Return every line of the data below that includes the string "average".

>> start THE RECORDS

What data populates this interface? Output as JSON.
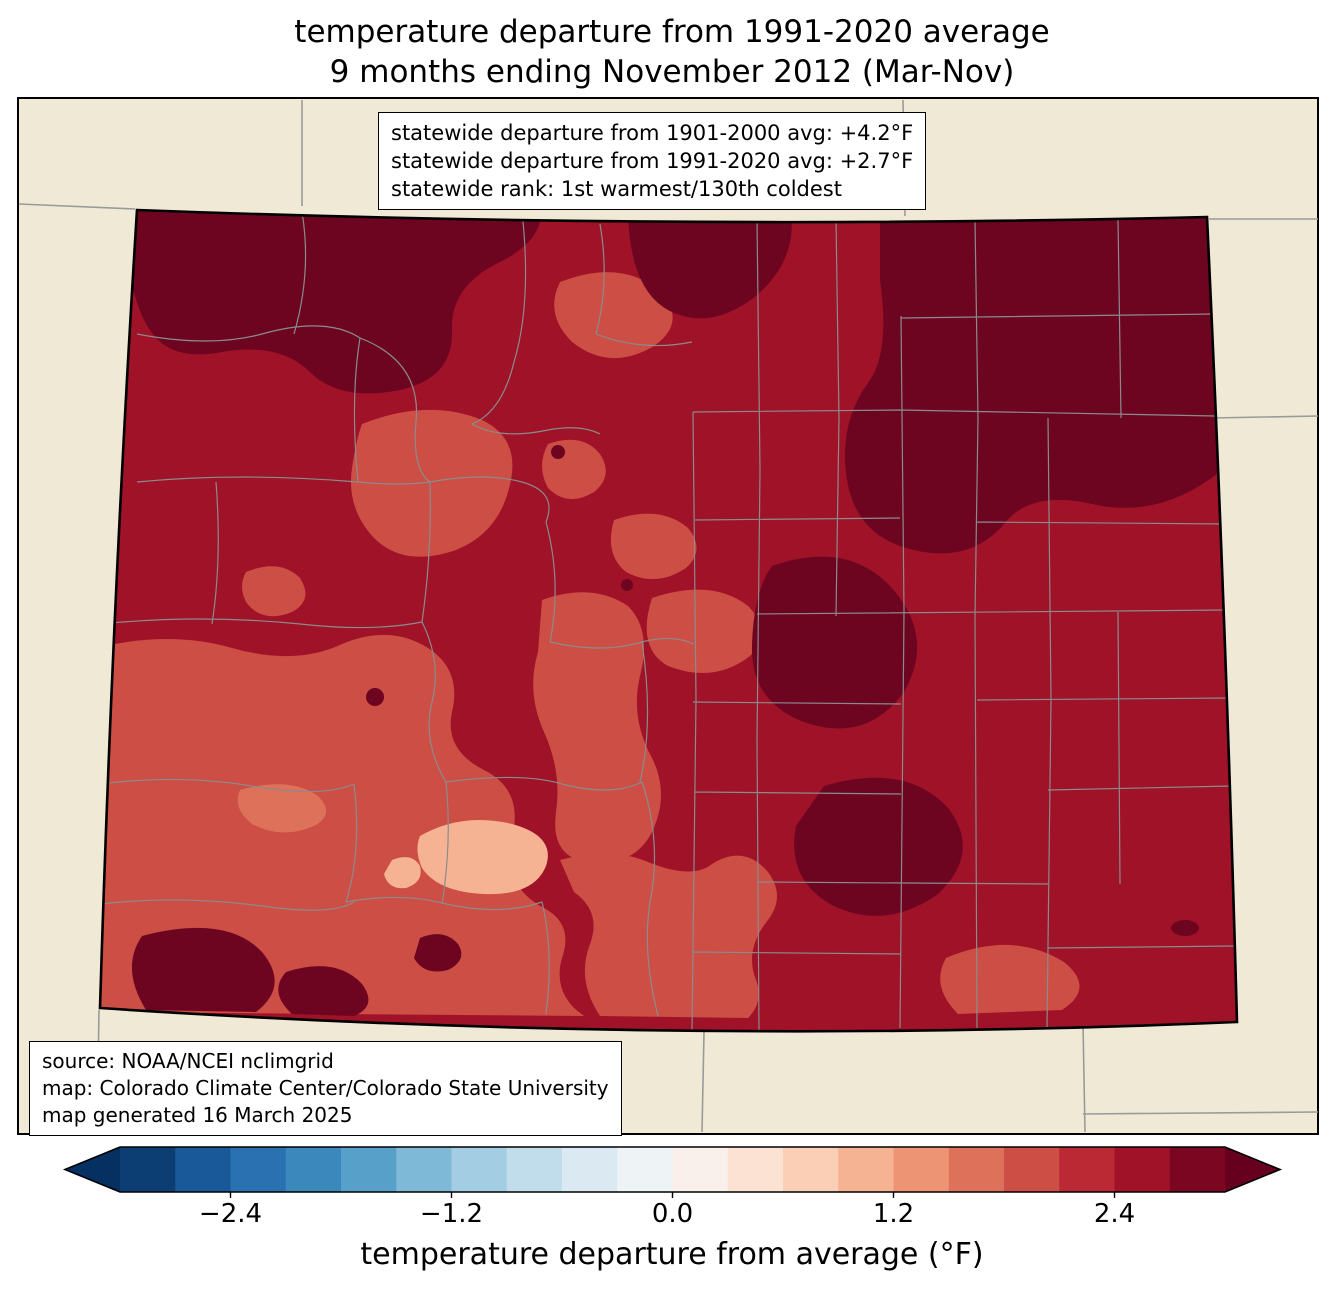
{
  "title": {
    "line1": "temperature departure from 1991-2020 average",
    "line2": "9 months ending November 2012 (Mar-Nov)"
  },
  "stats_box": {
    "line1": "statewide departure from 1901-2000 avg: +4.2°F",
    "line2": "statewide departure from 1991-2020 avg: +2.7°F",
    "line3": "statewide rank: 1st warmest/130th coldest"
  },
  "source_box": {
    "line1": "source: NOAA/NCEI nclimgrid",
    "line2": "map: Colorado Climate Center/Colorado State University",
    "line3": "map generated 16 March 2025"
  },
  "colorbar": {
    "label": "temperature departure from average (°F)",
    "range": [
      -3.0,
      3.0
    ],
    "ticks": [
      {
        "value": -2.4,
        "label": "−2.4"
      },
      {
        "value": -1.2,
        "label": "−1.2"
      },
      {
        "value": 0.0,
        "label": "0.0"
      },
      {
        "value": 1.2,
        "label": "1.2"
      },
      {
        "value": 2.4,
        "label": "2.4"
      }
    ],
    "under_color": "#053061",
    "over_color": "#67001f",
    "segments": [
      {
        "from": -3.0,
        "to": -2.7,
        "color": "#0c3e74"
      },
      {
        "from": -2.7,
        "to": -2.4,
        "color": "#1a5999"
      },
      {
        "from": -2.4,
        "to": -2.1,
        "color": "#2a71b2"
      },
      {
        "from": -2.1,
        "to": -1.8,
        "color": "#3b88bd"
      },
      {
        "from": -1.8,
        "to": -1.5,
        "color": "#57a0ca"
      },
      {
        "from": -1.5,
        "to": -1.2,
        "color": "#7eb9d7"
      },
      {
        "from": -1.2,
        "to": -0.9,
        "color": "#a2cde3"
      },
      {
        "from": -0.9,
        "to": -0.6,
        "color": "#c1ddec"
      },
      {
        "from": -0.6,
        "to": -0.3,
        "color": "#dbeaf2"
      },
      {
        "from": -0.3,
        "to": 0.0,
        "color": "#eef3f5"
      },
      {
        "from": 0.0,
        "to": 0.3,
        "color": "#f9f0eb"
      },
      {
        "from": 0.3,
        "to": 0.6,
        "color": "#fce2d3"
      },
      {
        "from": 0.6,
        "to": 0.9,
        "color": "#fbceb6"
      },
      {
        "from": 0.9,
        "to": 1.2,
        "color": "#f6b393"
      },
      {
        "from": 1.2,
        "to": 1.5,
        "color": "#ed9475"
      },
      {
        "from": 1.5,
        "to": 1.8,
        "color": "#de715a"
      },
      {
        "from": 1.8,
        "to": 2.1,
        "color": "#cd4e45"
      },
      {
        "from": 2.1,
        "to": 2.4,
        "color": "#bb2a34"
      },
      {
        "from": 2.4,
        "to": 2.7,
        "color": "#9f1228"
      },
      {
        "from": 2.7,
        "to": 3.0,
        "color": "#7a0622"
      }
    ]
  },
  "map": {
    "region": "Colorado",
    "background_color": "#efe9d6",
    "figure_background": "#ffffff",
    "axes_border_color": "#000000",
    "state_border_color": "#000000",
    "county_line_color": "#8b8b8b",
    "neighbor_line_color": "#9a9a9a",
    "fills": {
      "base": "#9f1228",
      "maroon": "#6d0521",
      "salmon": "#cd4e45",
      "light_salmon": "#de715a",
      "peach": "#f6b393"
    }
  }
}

>> end THE RECORDS

**WRITTEN SOLUTION**
    "line1": "temperature departure from 1991-2020 average",
    "label": "temperature departure from average (°F)",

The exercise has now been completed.